**Task requirements**: Repeat the entire listing exactly as written.

**Task data**:
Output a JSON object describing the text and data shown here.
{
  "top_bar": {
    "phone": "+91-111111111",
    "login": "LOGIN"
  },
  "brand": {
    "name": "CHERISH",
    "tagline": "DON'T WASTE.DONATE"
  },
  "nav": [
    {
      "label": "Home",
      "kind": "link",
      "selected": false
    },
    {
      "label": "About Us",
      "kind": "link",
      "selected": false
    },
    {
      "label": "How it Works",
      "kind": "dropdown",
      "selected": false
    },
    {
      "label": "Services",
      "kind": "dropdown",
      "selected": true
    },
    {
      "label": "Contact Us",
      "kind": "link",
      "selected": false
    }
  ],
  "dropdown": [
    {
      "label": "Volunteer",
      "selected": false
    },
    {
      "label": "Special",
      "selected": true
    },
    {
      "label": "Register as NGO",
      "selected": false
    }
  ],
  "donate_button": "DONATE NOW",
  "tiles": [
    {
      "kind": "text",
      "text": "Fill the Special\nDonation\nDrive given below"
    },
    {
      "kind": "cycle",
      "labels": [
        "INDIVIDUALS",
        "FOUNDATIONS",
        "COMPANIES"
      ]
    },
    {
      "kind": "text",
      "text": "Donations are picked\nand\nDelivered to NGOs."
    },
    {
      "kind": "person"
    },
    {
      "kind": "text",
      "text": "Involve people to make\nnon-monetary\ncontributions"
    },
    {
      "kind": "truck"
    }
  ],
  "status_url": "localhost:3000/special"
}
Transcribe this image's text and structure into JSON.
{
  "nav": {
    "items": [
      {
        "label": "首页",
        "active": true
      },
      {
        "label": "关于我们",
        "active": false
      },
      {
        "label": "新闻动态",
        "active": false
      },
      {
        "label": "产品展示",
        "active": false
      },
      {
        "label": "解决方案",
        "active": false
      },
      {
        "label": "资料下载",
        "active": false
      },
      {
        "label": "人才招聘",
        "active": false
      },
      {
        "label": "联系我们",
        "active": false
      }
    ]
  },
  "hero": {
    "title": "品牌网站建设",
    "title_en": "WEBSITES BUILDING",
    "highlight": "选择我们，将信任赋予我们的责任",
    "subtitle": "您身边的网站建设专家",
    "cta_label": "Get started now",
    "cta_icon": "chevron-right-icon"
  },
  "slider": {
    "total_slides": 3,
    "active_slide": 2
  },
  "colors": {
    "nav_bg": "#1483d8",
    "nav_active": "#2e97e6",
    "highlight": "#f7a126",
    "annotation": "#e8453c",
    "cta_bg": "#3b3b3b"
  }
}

**Final answer**:
Output a JSON object describing the text and data shown here.
{
  "top_bar": {
    "phone": "+91-111111111",
    "login": "LOGIN"
  },
  "brand": {
    "name": "CHERISH",
    "tagline": "DON'T WASTE.DONATE"
  },
  "nav": [
    {
      "label": "Home",
      "kind": "link",
      "selected": false
    },
    {
      "label": "About Us",
      "kind": "link",
      "selected": false
    },
    {
      "label": "How it Works",
      "kind": "dropdown",
      "selected": false
    },
    {
      "label": "Services",
      "kind": "dropdown",
      "selected": true
    },
    {
      "label": "Contact Us",
      "kind": "link",
      "selected": false
    }
  ],
  "dropdown": [
    {
      "label": "Volunteer",
      "selected": false
    },
    {
      "label": "Special",
      "selected": true
    },
    {
      "label": "Register as NGO",
      "selected": false
    }
  ],
  "donate_button": "DONATE NOW",
  "tiles": [
    {
      "kind": "text",
      "text": "Fill the Special\nDonation\nDrive given below"
    },
    {
      "kind": "cycle",
      "labels": [
        "INDIVIDUALS",
        "FOUNDATIONS",
        "COMPANIES"
      ]
    },
    {
      "kind": "text",
      "text": "Donations are picked\nand\nDelivered to NGOs."
    },
    {
      "kind": "person"
    },
    {
      "kind": "text",
      "text": "Involve people to make\nnon-monetary\ncontributions"
    },
    {
      "kind": "truck"
    }
  ],
  "status_url": "localhost:3000/special"
}
Transcribe this image's text and structure into JSON.
{
  "nav": {
    "items": [
      {
        "label": "首页",
        "active": true
      },
      {
        "label": "关于我们",
        "active": false
      },
      {
        "label": "新闻动态",
        "active": false
      },
      {
        "label": "产品展示",
        "active": false
      },
      {
        "label": "解决方案",
        "active": false
      },
      {
        "label": "资料下载",
        "active": false
      },
      {
        "label": "人才招聘",
        "active": false
      },
      {
        "label": "联系我们",
        "active": false
      }
    ]
  },
  "hero": {
    "title": "品牌网站建设",
    "title_en": "WEBSITES BUILDING",
    "highlight": "选择我们，将信任赋予我们的责任",
    "subtitle": "您身边的网站建设专家",
    "cta_label": "Get started now",
    "cta_icon": "chevron-right-icon"
  },
  "slider": {
    "total_slides": 3,
    "active_slide": 2
  },
  "colors": {
    "nav_bg": "#1483d8",
    "nav_active": "#2e97e6",
    "highlight": "#f7a126",
    "annotation": "#e8453c",
    "cta_bg": "#3b3b3b"
  }
}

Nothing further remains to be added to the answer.